╔══
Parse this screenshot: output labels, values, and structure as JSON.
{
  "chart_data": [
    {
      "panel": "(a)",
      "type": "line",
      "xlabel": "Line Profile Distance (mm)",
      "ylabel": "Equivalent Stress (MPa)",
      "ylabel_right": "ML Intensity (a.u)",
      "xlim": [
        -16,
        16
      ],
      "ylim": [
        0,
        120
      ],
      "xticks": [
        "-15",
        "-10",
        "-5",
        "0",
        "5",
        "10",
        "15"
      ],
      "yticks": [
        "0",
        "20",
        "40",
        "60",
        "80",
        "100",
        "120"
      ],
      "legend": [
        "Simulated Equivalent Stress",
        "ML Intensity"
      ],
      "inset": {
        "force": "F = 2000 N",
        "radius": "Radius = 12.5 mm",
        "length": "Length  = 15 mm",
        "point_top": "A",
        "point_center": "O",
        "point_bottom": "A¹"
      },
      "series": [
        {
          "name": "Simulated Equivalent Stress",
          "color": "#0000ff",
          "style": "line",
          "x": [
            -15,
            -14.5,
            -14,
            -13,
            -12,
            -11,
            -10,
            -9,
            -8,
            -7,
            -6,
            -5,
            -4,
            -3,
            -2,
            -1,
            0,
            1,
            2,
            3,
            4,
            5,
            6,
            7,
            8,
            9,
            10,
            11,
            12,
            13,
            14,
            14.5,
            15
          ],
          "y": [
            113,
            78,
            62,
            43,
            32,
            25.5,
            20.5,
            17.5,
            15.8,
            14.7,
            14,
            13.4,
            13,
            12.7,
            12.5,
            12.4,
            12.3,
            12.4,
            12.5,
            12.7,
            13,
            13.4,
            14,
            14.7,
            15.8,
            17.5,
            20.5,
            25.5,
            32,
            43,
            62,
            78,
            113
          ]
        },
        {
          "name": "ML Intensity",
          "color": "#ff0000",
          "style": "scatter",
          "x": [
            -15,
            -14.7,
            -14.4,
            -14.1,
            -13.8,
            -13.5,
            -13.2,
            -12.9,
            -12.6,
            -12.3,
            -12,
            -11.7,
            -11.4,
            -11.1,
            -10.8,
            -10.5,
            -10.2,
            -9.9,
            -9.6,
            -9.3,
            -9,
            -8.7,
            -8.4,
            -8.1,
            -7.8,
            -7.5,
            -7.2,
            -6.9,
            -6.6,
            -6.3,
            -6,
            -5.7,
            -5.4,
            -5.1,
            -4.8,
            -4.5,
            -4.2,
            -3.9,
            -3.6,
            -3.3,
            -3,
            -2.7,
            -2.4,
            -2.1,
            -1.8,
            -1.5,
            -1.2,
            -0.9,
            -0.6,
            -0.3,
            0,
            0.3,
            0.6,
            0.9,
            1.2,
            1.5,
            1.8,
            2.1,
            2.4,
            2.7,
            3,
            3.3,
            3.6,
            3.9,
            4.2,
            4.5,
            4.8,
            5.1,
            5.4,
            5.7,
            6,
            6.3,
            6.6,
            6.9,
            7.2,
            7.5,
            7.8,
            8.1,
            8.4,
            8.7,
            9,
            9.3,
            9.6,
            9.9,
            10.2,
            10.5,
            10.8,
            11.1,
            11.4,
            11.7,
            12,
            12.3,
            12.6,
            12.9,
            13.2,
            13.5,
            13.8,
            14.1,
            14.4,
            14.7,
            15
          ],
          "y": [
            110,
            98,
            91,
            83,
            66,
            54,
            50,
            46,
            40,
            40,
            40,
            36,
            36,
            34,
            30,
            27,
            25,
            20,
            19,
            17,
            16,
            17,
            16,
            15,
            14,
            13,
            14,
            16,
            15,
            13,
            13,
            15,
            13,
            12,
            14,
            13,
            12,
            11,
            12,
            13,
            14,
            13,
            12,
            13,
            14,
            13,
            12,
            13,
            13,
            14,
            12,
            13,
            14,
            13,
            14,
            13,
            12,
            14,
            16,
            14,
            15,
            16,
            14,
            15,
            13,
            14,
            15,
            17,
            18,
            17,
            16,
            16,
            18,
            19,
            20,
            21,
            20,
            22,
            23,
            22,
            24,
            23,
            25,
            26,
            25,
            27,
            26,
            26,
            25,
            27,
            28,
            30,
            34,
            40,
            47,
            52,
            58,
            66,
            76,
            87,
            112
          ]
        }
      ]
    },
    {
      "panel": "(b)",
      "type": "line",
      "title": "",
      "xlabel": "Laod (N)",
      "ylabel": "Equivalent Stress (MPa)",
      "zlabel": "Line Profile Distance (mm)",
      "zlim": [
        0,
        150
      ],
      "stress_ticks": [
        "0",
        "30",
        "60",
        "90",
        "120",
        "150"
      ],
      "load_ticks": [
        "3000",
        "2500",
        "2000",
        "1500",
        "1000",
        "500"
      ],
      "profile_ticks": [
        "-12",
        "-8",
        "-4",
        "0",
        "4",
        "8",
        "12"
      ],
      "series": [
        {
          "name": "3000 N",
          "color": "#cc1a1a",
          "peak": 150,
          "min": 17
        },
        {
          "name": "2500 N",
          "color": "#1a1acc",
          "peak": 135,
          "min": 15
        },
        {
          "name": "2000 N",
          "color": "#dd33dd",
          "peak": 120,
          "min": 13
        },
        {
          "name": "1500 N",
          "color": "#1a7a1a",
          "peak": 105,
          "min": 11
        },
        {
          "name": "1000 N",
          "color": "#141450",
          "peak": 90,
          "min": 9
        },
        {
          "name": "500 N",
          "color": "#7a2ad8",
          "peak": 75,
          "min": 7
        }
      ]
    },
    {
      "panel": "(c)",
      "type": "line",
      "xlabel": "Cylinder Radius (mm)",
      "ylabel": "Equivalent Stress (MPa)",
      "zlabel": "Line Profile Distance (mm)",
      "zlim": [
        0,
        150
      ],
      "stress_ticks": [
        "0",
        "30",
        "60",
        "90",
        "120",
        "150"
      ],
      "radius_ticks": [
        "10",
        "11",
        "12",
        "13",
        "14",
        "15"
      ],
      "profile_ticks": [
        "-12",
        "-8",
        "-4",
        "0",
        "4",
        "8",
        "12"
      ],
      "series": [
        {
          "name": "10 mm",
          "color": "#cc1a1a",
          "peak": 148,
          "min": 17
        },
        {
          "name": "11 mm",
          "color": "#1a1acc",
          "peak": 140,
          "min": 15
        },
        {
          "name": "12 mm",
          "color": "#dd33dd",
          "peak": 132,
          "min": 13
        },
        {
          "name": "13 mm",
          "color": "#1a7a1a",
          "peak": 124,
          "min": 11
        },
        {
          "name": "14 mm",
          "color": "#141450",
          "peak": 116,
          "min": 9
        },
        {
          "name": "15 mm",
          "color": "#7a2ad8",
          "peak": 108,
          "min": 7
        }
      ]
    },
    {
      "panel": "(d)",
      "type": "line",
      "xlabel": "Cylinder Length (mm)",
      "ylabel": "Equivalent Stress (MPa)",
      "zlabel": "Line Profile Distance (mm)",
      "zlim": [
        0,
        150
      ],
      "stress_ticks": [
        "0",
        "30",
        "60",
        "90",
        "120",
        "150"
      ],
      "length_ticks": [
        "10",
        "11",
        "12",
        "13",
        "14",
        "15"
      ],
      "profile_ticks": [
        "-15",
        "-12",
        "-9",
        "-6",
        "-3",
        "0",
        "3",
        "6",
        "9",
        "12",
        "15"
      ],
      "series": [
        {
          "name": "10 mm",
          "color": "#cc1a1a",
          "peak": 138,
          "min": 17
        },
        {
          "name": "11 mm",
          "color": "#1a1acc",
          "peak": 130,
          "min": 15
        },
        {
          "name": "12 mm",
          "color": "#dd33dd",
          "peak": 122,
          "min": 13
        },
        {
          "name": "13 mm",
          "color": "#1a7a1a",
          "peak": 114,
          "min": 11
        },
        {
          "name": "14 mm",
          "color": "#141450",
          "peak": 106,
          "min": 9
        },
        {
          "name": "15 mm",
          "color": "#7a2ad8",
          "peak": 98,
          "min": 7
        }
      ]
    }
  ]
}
╚══
» What you need to do
How many lines of the data hold the string "Cylinder"? Reply with the number alone.

» The result
2